## Source extract

About the Program
Our expertise extends to pancreas transplantation for patients with life-threatening complications of type 1 diabetes mellitus.
A pancreas transplant is a surgical procedure performed to give a patient with type 1 diabetes mellitus a healthy pancreas from a deceased organ donor. The diseased pancreas is left in place during the transplant procedure because even though it no longer produces insulin, it does still produce enzymes needed to digest the food you eat. The transplanted pancreas is placed in the lower abdomen on the front side of the body. When the transplanted pancreas functions well, patients are able to stop insulin injections immediately after transplant.
We are also the only center in the tri-state region to have performed successful human islet cell transplantation, a minimally invasive procedure to isolate the cells in the pancreas that produce insulin and implant them in a patient in order to improve control and reduce complications of type 1 diabetes.
Pancreas transplantation is a therapeutic option for patients with type 1 diabetes mellitus that have developed significant complications of diabetes such as:
- Nephropathy (kidney disease)
- Retinopathy (retinal disease)
- Neuropathy (nerve problems)
- Hypoglycemic unawareness (inability to sense when blood glucose is low). Hypoglycemic unawareness can be a life-threatening condition because patients may experience car accidents or other problems because they do not realize that their blood sugar is too low.

## Supplied information
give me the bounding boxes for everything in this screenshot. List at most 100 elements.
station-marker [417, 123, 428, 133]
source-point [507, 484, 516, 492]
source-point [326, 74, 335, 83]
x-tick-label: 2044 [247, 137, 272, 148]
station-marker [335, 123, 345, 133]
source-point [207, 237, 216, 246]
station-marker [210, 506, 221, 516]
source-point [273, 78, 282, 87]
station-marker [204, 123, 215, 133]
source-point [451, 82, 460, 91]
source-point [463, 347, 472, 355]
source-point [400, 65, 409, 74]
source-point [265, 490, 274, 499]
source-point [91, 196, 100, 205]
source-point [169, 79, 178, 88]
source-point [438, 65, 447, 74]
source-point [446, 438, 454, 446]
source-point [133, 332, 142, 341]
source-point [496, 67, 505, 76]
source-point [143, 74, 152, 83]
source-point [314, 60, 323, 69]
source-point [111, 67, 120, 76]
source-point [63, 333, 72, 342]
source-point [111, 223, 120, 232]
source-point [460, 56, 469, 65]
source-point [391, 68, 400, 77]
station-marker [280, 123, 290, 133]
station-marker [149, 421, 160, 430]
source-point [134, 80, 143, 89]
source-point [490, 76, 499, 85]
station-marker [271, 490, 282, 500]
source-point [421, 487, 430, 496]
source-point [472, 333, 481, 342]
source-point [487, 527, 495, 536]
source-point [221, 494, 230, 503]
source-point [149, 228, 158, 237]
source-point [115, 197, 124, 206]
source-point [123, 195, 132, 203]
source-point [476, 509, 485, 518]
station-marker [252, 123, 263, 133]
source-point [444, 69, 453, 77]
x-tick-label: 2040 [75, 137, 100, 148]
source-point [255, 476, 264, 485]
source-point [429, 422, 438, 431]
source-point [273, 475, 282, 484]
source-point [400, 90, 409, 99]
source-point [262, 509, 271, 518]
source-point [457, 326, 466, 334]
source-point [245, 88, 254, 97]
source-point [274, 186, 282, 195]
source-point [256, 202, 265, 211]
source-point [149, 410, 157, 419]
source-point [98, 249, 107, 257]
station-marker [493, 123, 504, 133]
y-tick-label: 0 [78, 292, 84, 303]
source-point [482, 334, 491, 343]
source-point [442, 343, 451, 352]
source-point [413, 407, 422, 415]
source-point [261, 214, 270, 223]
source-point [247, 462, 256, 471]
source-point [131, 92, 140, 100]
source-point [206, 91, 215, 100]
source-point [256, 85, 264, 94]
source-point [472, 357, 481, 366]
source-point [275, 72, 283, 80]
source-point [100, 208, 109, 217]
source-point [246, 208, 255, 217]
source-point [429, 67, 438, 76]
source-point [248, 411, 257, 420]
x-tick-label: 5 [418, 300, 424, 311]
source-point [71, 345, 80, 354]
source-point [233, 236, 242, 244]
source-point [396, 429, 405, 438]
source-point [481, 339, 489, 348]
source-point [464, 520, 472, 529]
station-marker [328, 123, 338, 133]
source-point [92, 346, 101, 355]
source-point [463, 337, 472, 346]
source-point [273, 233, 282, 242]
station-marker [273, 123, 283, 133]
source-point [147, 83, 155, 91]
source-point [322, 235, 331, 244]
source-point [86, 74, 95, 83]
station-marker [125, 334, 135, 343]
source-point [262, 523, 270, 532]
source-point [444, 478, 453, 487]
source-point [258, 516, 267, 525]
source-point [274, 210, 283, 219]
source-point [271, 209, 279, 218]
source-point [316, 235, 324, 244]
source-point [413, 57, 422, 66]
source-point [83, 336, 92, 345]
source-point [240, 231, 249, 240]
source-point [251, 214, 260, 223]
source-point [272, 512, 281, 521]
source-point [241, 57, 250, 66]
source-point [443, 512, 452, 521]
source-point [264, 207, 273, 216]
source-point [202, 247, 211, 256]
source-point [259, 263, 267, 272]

## What to work on
A - Please reproduce the stretch of the pancreas transplant text from "We are also" through "type 1 diabetes.".
B - According to the pancreas transplant text, where in the body is the transplanted pancreas placed?

## Task responses
A -
We are also the only center in the tri-state region to have performed successful human islet cell transplantation, a minimally invasive procedure to isolate the cells in the pancreas that produce insulin and implant them in a patient in order to improve control and reduce complications of type 1 diabetes.

B - In the lower abdomen, on the front side of the body.